◆ Aim of the task ◆
Wherever the string "this" appears in the listing, copy that line.

◆ Recorded information ◆

[start]

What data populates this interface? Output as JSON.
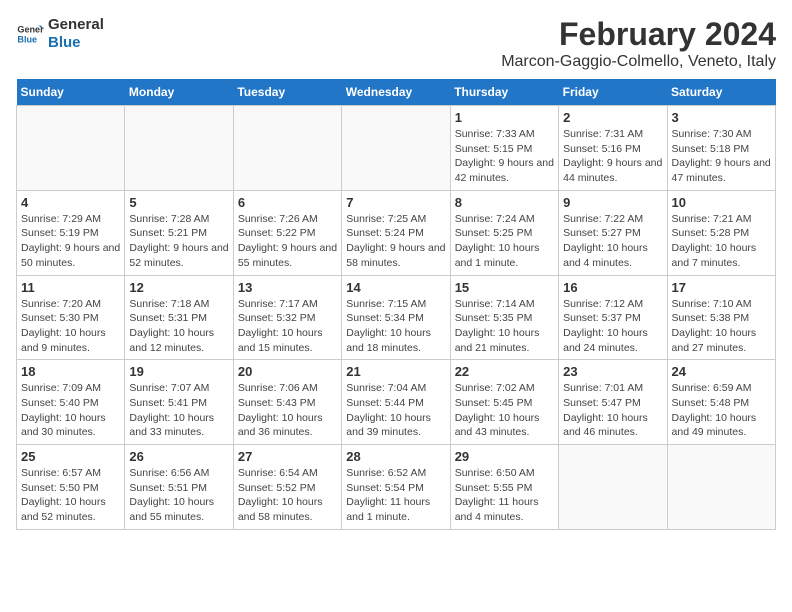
{
  "header": {
    "logo_line1": "General",
    "logo_line2": "Blue",
    "title": "February 2024",
    "subtitle": "Marcon-Gaggio-Colmello, Veneto, Italy"
  },
  "weekdays": [
    "Sunday",
    "Monday",
    "Tuesday",
    "Wednesday",
    "Thursday",
    "Friday",
    "Saturday"
  ],
  "weeks": [
    [
      {
        "day": "",
        "info": ""
      },
      {
        "day": "",
        "info": ""
      },
      {
        "day": "",
        "info": ""
      },
      {
        "day": "",
        "info": ""
      },
      {
        "day": "1",
        "info": "Sunrise: 7:33 AM\nSunset: 5:15 PM\nDaylight: 9 hours and 42 minutes."
      },
      {
        "day": "2",
        "info": "Sunrise: 7:31 AM\nSunset: 5:16 PM\nDaylight: 9 hours and 44 minutes."
      },
      {
        "day": "3",
        "info": "Sunrise: 7:30 AM\nSunset: 5:18 PM\nDaylight: 9 hours and 47 minutes."
      }
    ],
    [
      {
        "day": "4",
        "info": "Sunrise: 7:29 AM\nSunset: 5:19 PM\nDaylight: 9 hours and 50 minutes."
      },
      {
        "day": "5",
        "info": "Sunrise: 7:28 AM\nSunset: 5:21 PM\nDaylight: 9 hours and 52 minutes."
      },
      {
        "day": "6",
        "info": "Sunrise: 7:26 AM\nSunset: 5:22 PM\nDaylight: 9 hours and 55 minutes."
      },
      {
        "day": "7",
        "info": "Sunrise: 7:25 AM\nSunset: 5:24 PM\nDaylight: 9 hours and 58 minutes."
      },
      {
        "day": "8",
        "info": "Sunrise: 7:24 AM\nSunset: 5:25 PM\nDaylight: 10 hours and 1 minute."
      },
      {
        "day": "9",
        "info": "Sunrise: 7:22 AM\nSunset: 5:27 PM\nDaylight: 10 hours and 4 minutes."
      },
      {
        "day": "10",
        "info": "Sunrise: 7:21 AM\nSunset: 5:28 PM\nDaylight: 10 hours and 7 minutes."
      }
    ],
    [
      {
        "day": "11",
        "info": "Sunrise: 7:20 AM\nSunset: 5:30 PM\nDaylight: 10 hours and 9 minutes."
      },
      {
        "day": "12",
        "info": "Sunrise: 7:18 AM\nSunset: 5:31 PM\nDaylight: 10 hours and 12 minutes."
      },
      {
        "day": "13",
        "info": "Sunrise: 7:17 AM\nSunset: 5:32 PM\nDaylight: 10 hours and 15 minutes."
      },
      {
        "day": "14",
        "info": "Sunrise: 7:15 AM\nSunset: 5:34 PM\nDaylight: 10 hours and 18 minutes."
      },
      {
        "day": "15",
        "info": "Sunrise: 7:14 AM\nSunset: 5:35 PM\nDaylight: 10 hours and 21 minutes."
      },
      {
        "day": "16",
        "info": "Sunrise: 7:12 AM\nSunset: 5:37 PM\nDaylight: 10 hours and 24 minutes."
      },
      {
        "day": "17",
        "info": "Sunrise: 7:10 AM\nSunset: 5:38 PM\nDaylight: 10 hours and 27 minutes."
      }
    ],
    [
      {
        "day": "18",
        "info": "Sunrise: 7:09 AM\nSunset: 5:40 PM\nDaylight: 10 hours and 30 minutes."
      },
      {
        "day": "19",
        "info": "Sunrise: 7:07 AM\nSunset: 5:41 PM\nDaylight: 10 hours and 33 minutes."
      },
      {
        "day": "20",
        "info": "Sunrise: 7:06 AM\nSunset: 5:43 PM\nDaylight: 10 hours and 36 minutes."
      },
      {
        "day": "21",
        "info": "Sunrise: 7:04 AM\nSunset: 5:44 PM\nDaylight: 10 hours and 39 minutes."
      },
      {
        "day": "22",
        "info": "Sunrise: 7:02 AM\nSunset: 5:45 PM\nDaylight: 10 hours and 43 minutes."
      },
      {
        "day": "23",
        "info": "Sunrise: 7:01 AM\nSunset: 5:47 PM\nDaylight: 10 hours and 46 minutes."
      },
      {
        "day": "24",
        "info": "Sunrise: 6:59 AM\nSunset: 5:48 PM\nDaylight: 10 hours and 49 minutes."
      }
    ],
    [
      {
        "day": "25",
        "info": "Sunrise: 6:57 AM\nSunset: 5:50 PM\nDaylight: 10 hours and 52 minutes."
      },
      {
        "day": "26",
        "info": "Sunrise: 6:56 AM\nSunset: 5:51 PM\nDaylight: 10 hours and 55 minutes."
      },
      {
        "day": "27",
        "info": "Sunrise: 6:54 AM\nSunset: 5:52 PM\nDaylight: 10 hours and 58 minutes."
      },
      {
        "day": "28",
        "info": "Sunrise: 6:52 AM\nSunset: 5:54 PM\nDaylight: 11 hours and 1 minute."
      },
      {
        "day": "29",
        "info": "Sunrise: 6:50 AM\nSunset: 5:55 PM\nDaylight: 11 hours and 4 minutes."
      },
      {
        "day": "",
        "info": ""
      },
      {
        "day": "",
        "info": ""
      }
    ]
  ]
}
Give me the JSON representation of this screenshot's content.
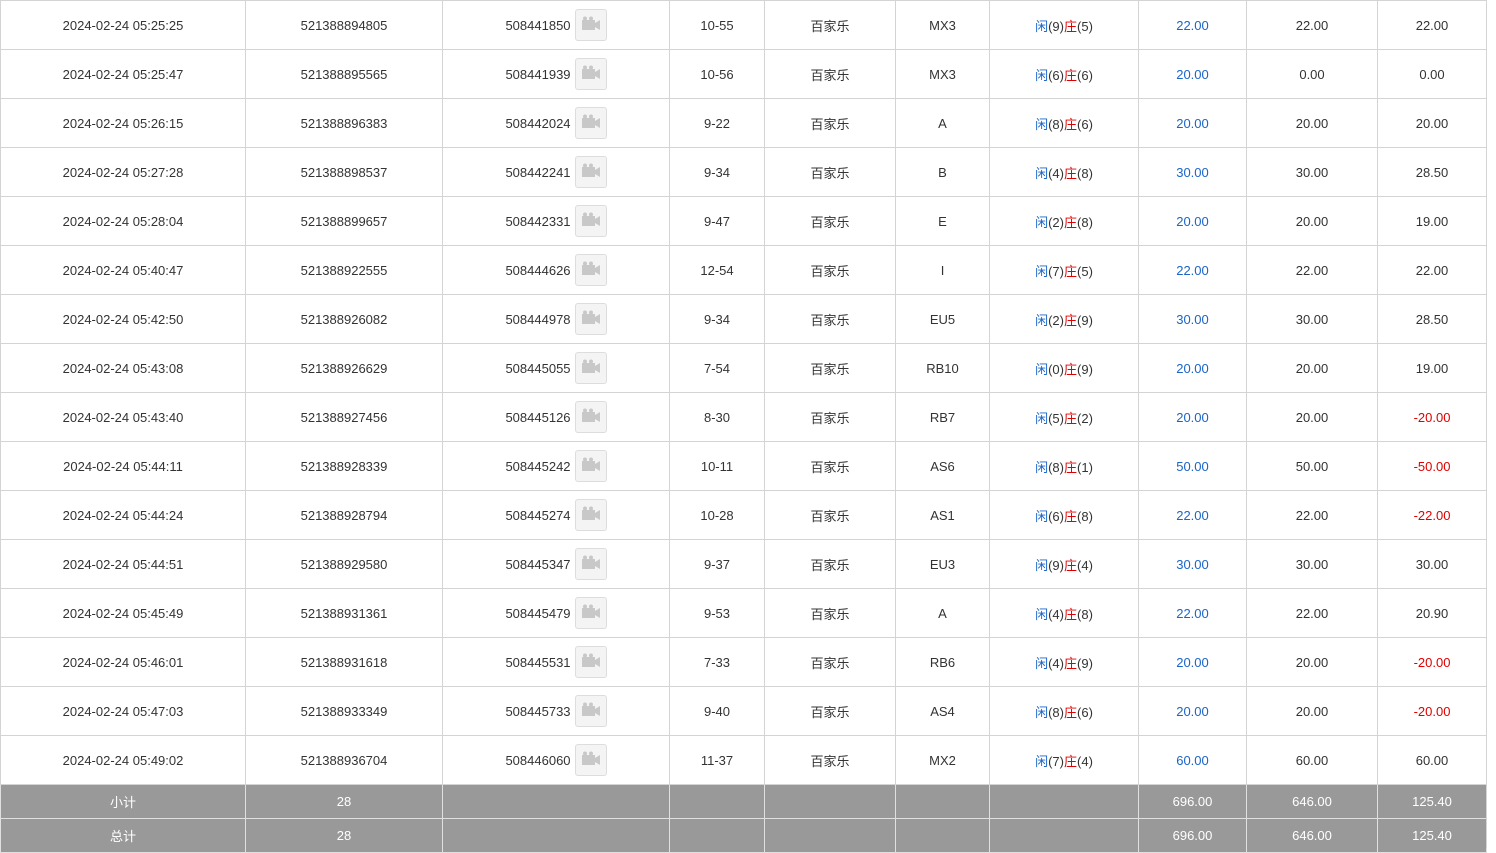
{
  "labels": {
    "player": "闲",
    "banker": "庄"
  },
  "rows": [
    {
      "time": "2024-02-24 05:25:25",
      "order": "521388894805",
      "round": "508441850",
      "shoe": "10-55",
      "game": "百家乐",
      "table": "MX3",
      "player": "9",
      "banker": "5",
      "bet": "22.00",
      "valid": "22.00",
      "win": "22.00",
      "neg": false
    },
    {
      "time": "2024-02-24 05:25:47",
      "order": "521388895565",
      "round": "508441939",
      "shoe": "10-56",
      "game": "百家乐",
      "table": "MX3",
      "player": "6",
      "banker": "6",
      "bet": "20.00",
      "valid": "0.00",
      "win": "0.00",
      "neg": false
    },
    {
      "time": "2024-02-24 05:26:15",
      "order": "521388896383",
      "round": "508442024",
      "shoe": "9-22",
      "game": "百家乐",
      "table": "A",
      "player": "8",
      "banker": "6",
      "bet": "20.00",
      "valid": "20.00",
      "win": "20.00",
      "neg": false
    },
    {
      "time": "2024-02-24 05:27:28",
      "order": "521388898537",
      "round": "508442241",
      "shoe": "9-34",
      "game": "百家乐",
      "table": "B",
      "player": "4",
      "banker": "8",
      "bet": "30.00",
      "valid": "30.00",
      "win": "28.50",
      "neg": false
    },
    {
      "time": "2024-02-24 05:28:04",
      "order": "521388899657",
      "round": "508442331",
      "shoe": "9-47",
      "game": "百家乐",
      "table": "E",
      "player": "2",
      "banker": "8",
      "bet": "20.00",
      "valid": "20.00",
      "win": "19.00",
      "neg": false
    },
    {
      "time": "2024-02-24 05:40:47",
      "order": "521388922555",
      "round": "508444626",
      "shoe": "12-54",
      "game": "百家乐",
      "table": "I",
      "player": "7",
      "banker": "5",
      "bet": "22.00",
      "valid": "22.00",
      "win": "22.00",
      "neg": false
    },
    {
      "time": "2024-02-24 05:42:50",
      "order": "521388926082",
      "round": "508444978",
      "shoe": "9-34",
      "game": "百家乐",
      "table": "EU5",
      "player": "2",
      "banker": "9",
      "bet": "30.00",
      "valid": "30.00",
      "win": "28.50",
      "neg": false
    },
    {
      "time": "2024-02-24 05:43:08",
      "order": "521388926629",
      "round": "508445055",
      "shoe": "7-54",
      "game": "百家乐",
      "table": "RB10",
      "player": "0",
      "banker": "9",
      "bet": "20.00",
      "valid": "20.00",
      "win": "19.00",
      "neg": false
    },
    {
      "time": "2024-02-24 05:43:40",
      "order": "521388927456",
      "round": "508445126",
      "shoe": "8-30",
      "game": "百家乐",
      "table": "RB7",
      "player": "5",
      "banker": "2",
      "bet": "20.00",
      "valid": "20.00",
      "win": "-20.00",
      "neg": true
    },
    {
      "time": "2024-02-24 05:44:11",
      "order": "521388928339",
      "round": "508445242",
      "shoe": "10-11",
      "game": "百家乐",
      "table": "AS6",
      "player": "8",
      "banker": "1",
      "bet": "50.00",
      "valid": "50.00",
      "win": "-50.00",
      "neg": true
    },
    {
      "time": "2024-02-24 05:44:24",
      "order": "521388928794",
      "round": "508445274",
      "shoe": "10-28",
      "game": "百家乐",
      "table": "AS1",
      "player": "6",
      "banker": "8",
      "bet": "22.00",
      "valid": "22.00",
      "win": "-22.00",
      "neg": true
    },
    {
      "time": "2024-02-24 05:44:51",
      "order": "521388929580",
      "round": "508445347",
      "shoe": "9-37",
      "game": "百家乐",
      "table": "EU3",
      "player": "9",
      "banker": "4",
      "bet": "30.00",
      "valid": "30.00",
      "win": "30.00",
      "neg": false
    },
    {
      "time": "2024-02-24 05:45:49",
      "order": "521388931361",
      "round": "508445479",
      "shoe": "9-53",
      "game": "百家乐",
      "table": "A",
      "player": "4",
      "banker": "8",
      "bet": "22.00",
      "valid": "22.00",
      "win": "20.90",
      "neg": false
    },
    {
      "time": "2024-02-24 05:46:01",
      "order": "521388931618",
      "round": "508445531",
      "shoe": "7-33",
      "game": "百家乐",
      "table": "RB6",
      "player": "4",
      "banker": "9",
      "bet": "20.00",
      "valid": "20.00",
      "win": "-20.00",
      "neg": true
    },
    {
      "time": "2024-02-24 05:47:03",
      "order": "521388933349",
      "round": "508445733",
      "shoe": "9-40",
      "game": "百家乐",
      "table": "AS4",
      "player": "8",
      "banker": "6",
      "bet": "20.00",
      "valid": "20.00",
      "win": "-20.00",
      "neg": true
    },
    {
      "time": "2024-02-24 05:49:02",
      "order": "521388936704",
      "round": "508446060",
      "shoe": "11-37",
      "game": "百家乐",
      "table": "MX2",
      "player": "7",
      "banker": "4",
      "bet": "60.00",
      "valid": "60.00",
      "win": "60.00",
      "neg": false
    }
  ],
  "subtotal": {
    "label": "小计",
    "count": "28",
    "bet": "696.00",
    "valid": "646.00",
    "win": "125.40"
  },
  "total": {
    "label": "总计",
    "count": "28",
    "bet": "696.00",
    "valid": "646.00",
    "win": "125.40"
  }
}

[end]

◆ Complete answer ◆
What data populates this interface? Output as JSON.
Give me the JSON representation of this screenshot's content.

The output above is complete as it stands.